◆ Exercise instructions ◆
Report how many lines of the entries below contain the string "logo". Give only the number.

◆ Stored rows ◆
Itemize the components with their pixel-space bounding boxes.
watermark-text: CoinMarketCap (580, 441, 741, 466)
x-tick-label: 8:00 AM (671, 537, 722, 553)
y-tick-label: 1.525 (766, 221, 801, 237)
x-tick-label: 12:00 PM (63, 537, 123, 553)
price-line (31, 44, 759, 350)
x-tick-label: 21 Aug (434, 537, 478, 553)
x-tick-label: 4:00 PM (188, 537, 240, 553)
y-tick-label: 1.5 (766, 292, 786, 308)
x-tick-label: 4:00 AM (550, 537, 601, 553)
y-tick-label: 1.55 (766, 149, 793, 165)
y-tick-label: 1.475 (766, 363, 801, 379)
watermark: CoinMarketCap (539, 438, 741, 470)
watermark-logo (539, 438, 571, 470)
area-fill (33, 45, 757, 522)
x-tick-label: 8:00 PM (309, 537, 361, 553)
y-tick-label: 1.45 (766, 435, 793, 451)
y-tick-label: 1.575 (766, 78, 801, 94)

* * *

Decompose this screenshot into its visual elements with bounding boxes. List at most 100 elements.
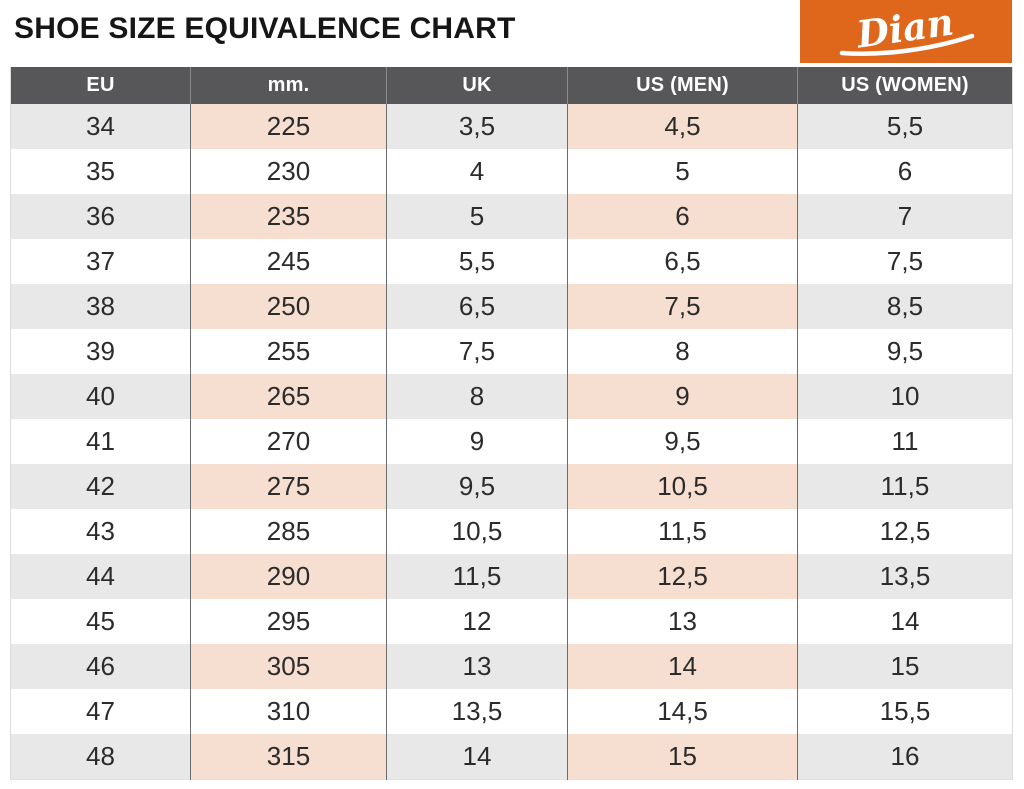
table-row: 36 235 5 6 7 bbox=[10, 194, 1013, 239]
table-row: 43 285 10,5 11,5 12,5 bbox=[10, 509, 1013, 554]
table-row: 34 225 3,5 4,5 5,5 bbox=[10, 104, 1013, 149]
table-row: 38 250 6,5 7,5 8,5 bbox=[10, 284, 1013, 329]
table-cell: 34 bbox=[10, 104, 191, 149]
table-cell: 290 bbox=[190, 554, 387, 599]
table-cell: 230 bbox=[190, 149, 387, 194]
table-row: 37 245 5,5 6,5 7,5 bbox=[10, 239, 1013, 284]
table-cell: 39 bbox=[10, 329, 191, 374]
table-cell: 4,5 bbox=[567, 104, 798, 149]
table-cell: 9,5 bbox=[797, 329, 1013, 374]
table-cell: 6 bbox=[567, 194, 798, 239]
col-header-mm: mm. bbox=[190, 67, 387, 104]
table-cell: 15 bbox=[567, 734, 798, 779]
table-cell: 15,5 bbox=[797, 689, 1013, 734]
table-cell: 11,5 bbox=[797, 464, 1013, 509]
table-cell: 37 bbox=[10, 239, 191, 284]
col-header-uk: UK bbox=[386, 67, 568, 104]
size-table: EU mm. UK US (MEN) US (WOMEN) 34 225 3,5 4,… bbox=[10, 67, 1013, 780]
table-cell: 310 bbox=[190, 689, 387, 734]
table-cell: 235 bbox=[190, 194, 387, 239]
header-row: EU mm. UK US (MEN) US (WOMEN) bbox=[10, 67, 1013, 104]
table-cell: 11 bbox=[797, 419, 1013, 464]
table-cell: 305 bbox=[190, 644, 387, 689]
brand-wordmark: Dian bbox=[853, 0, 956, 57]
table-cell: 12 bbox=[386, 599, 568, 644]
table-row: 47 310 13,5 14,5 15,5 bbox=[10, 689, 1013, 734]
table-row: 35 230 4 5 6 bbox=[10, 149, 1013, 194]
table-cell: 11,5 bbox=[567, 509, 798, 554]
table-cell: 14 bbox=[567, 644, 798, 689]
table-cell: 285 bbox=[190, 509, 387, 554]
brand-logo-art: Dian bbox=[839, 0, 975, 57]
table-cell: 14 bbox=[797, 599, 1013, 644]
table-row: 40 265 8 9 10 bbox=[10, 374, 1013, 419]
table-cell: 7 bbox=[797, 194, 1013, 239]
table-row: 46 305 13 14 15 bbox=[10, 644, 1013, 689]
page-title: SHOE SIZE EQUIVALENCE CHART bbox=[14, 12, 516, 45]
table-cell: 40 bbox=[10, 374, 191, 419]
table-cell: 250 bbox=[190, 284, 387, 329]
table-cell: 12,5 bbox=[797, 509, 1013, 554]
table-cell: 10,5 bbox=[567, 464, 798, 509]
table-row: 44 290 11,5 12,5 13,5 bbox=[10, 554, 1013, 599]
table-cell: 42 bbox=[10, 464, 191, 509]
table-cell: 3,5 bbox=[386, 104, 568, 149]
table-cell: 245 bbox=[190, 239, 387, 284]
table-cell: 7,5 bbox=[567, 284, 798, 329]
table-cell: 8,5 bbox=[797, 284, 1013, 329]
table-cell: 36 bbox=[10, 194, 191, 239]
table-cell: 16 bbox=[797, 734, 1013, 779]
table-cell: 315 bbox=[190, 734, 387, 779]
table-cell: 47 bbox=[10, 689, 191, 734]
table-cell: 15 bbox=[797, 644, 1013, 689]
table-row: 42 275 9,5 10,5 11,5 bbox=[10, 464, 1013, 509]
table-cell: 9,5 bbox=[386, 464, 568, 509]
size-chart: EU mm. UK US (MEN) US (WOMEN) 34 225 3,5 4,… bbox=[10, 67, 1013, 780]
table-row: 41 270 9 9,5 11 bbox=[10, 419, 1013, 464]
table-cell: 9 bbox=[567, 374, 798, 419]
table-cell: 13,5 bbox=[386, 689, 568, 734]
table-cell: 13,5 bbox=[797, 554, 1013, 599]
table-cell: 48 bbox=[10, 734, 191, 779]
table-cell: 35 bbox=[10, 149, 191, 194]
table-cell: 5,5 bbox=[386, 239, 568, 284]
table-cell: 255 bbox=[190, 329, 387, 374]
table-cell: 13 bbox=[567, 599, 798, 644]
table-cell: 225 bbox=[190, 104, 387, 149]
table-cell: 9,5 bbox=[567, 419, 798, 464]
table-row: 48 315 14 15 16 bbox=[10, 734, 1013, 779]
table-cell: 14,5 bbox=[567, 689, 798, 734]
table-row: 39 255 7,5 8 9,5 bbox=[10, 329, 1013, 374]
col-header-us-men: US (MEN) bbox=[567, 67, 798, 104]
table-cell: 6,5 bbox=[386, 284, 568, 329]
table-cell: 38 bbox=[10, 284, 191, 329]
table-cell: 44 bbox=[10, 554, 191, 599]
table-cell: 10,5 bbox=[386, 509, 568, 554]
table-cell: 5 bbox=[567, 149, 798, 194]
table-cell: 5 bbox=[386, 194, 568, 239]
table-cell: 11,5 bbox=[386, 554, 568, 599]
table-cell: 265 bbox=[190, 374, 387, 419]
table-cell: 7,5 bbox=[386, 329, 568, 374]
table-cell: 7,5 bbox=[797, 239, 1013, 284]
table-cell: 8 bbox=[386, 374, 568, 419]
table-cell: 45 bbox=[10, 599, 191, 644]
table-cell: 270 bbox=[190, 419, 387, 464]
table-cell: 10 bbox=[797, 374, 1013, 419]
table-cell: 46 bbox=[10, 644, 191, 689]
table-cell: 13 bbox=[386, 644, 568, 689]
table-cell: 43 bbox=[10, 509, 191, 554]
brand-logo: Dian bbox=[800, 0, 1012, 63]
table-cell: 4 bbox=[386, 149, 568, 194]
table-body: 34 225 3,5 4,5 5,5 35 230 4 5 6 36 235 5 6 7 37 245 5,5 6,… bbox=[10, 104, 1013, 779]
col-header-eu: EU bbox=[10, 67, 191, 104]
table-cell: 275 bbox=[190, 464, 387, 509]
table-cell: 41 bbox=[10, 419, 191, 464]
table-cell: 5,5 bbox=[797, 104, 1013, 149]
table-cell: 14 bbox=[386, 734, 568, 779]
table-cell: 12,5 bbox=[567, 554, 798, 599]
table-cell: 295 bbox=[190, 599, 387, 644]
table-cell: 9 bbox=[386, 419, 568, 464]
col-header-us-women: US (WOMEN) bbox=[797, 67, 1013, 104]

==

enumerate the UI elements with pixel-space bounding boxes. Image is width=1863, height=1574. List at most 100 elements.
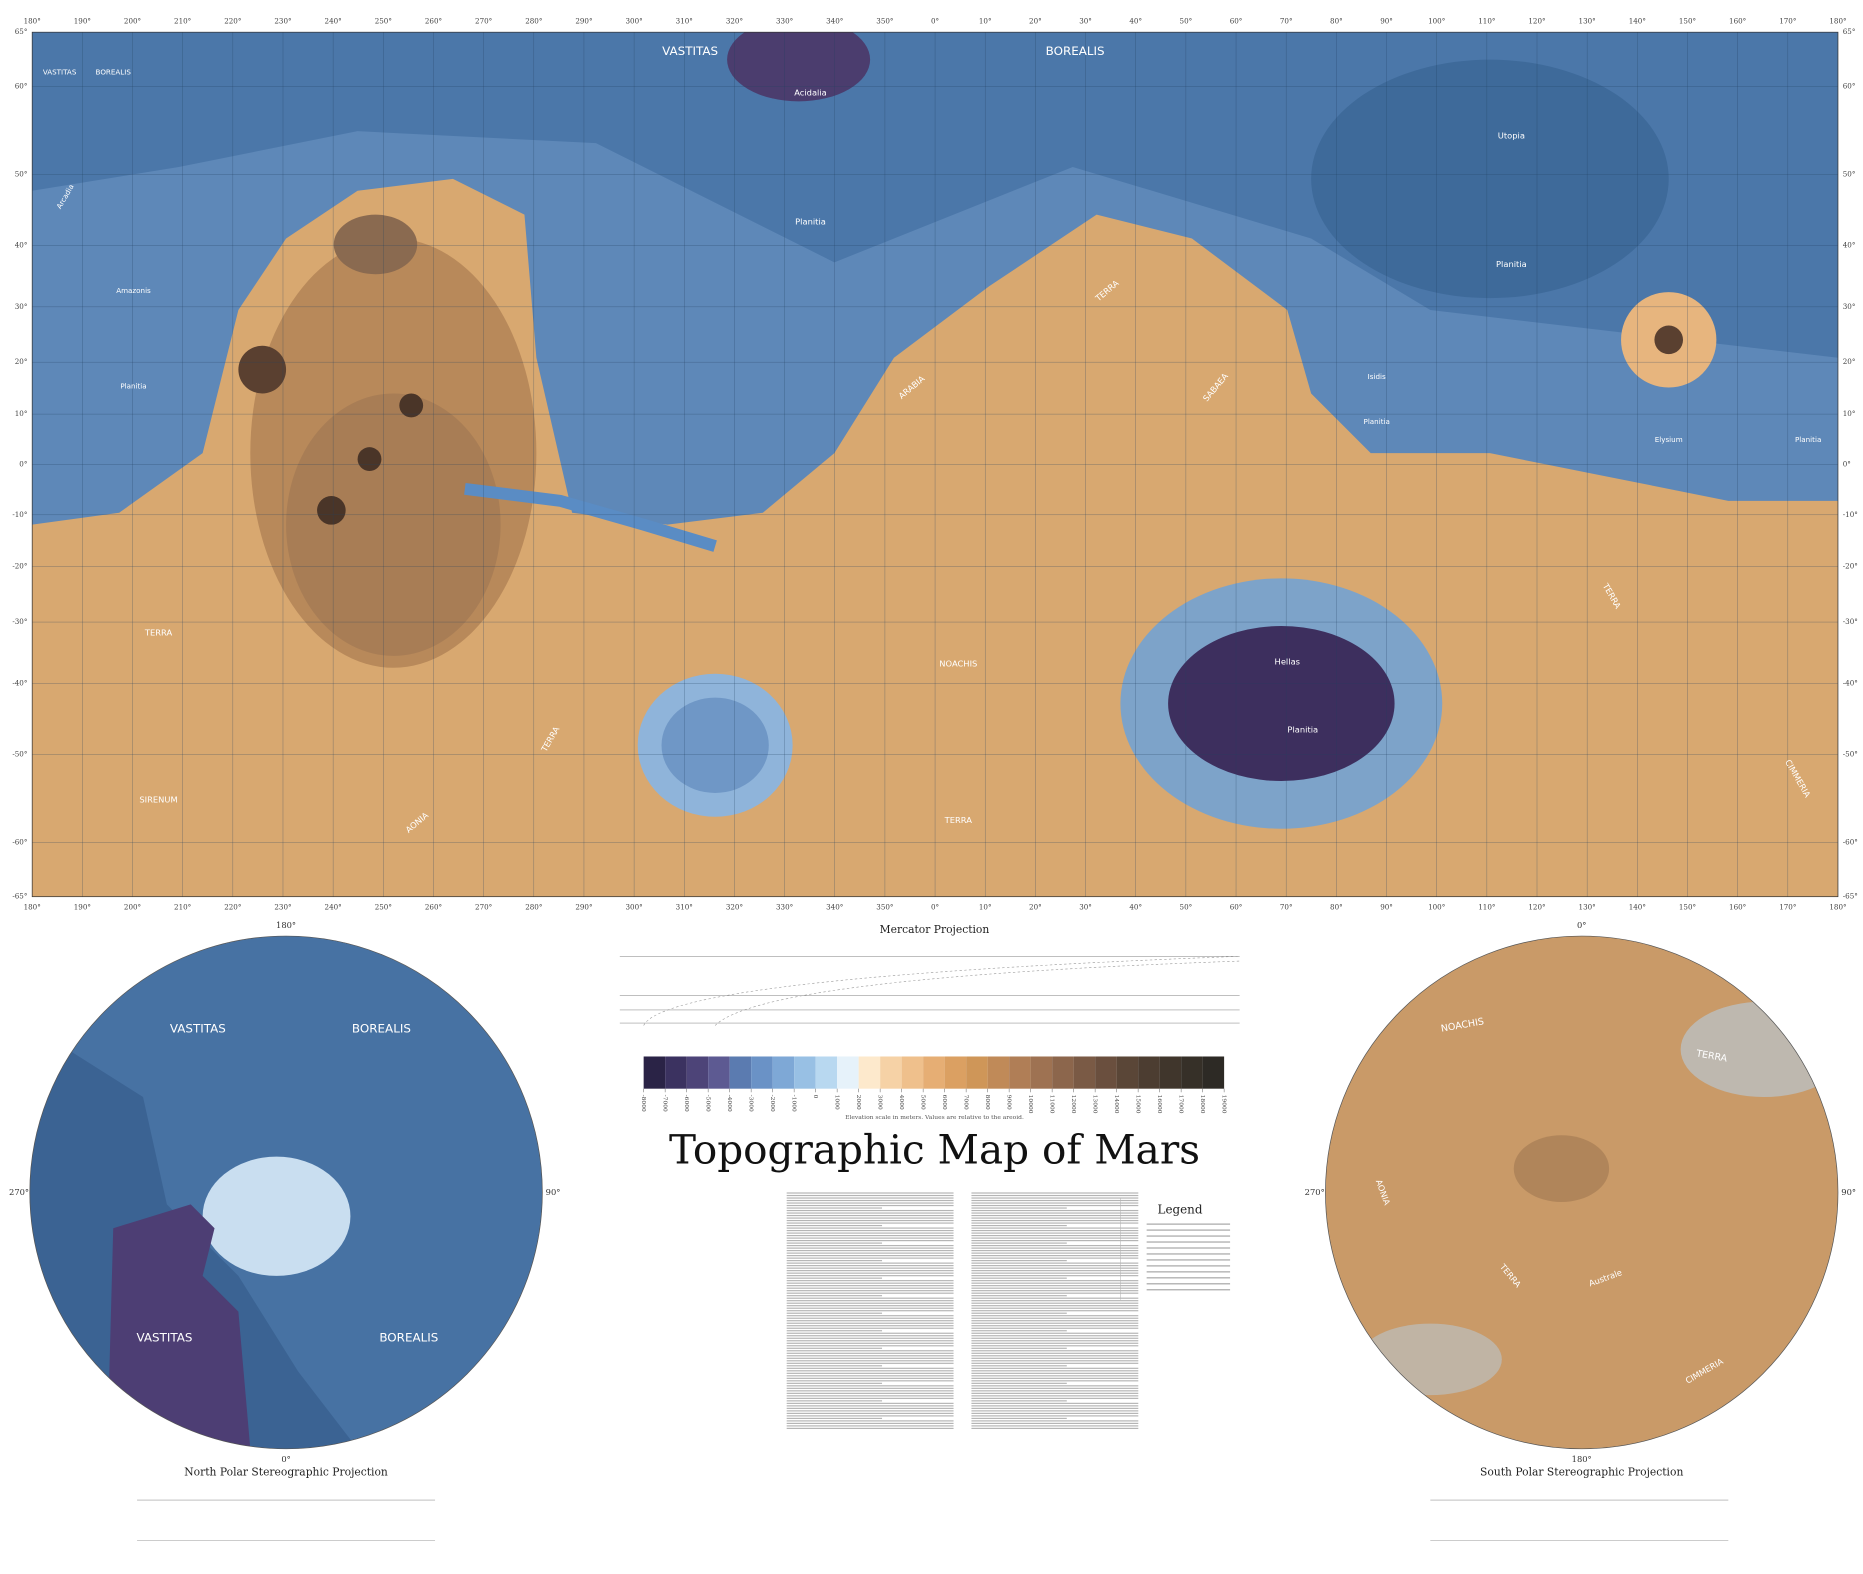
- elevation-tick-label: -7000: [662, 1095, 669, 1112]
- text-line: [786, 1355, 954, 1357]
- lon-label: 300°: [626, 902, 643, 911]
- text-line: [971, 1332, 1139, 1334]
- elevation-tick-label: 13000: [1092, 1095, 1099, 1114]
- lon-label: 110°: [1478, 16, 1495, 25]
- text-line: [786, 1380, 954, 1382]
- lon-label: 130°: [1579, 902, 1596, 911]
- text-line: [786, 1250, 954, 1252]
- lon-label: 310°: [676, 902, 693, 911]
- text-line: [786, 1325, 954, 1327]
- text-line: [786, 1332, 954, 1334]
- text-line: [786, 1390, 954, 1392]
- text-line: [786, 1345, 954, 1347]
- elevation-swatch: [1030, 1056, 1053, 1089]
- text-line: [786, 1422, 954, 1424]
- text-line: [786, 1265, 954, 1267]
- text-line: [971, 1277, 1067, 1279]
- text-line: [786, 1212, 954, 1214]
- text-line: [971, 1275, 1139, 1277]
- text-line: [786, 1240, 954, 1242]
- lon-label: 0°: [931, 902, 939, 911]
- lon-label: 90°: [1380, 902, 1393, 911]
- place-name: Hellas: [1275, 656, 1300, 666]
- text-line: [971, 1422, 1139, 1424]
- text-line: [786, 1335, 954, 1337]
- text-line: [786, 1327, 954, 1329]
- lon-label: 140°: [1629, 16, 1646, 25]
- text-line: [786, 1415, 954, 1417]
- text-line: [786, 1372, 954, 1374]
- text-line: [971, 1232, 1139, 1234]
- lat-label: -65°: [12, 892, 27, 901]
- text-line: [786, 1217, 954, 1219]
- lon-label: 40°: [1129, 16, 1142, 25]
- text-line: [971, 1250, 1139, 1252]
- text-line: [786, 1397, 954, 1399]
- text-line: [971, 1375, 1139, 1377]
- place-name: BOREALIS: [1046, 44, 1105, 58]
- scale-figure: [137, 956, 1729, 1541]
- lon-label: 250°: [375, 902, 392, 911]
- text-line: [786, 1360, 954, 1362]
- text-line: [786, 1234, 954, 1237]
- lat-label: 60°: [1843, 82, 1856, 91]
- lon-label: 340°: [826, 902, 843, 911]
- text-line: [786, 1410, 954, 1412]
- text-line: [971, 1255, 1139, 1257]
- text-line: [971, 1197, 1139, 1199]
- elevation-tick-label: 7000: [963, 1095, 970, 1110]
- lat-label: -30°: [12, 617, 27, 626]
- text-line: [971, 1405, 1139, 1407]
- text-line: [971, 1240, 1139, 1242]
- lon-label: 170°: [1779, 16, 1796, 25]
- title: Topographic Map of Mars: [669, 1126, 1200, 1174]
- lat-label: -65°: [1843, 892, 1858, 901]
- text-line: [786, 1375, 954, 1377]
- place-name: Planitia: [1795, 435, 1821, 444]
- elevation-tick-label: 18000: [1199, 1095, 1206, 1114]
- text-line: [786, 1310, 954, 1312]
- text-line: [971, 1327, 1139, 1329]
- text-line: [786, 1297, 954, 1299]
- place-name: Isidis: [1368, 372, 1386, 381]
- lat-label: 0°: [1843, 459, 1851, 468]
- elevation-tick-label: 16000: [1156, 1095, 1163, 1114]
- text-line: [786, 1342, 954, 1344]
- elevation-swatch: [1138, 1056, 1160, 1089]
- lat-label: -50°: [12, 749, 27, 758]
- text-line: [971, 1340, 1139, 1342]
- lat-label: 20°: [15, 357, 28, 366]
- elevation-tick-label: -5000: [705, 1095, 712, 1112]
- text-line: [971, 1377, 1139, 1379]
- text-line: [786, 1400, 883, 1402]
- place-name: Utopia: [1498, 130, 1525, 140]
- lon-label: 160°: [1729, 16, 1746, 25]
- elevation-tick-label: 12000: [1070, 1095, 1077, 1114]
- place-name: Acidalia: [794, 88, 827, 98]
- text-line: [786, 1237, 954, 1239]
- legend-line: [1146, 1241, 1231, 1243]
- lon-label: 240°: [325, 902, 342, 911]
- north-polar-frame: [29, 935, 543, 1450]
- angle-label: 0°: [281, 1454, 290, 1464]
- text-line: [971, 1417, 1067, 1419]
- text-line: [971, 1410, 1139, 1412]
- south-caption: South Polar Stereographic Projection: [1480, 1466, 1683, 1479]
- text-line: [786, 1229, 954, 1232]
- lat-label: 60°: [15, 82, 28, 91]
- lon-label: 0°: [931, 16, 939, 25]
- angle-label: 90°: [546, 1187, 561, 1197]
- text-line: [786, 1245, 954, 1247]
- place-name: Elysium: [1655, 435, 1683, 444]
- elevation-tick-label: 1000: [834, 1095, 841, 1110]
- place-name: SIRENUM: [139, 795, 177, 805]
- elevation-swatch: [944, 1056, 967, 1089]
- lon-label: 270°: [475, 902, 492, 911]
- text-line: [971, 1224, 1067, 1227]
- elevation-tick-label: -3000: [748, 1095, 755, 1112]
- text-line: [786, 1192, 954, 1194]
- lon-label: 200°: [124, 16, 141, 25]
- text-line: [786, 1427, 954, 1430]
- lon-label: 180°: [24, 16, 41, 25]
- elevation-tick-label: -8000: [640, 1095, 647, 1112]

◆ Complete answer ◆
3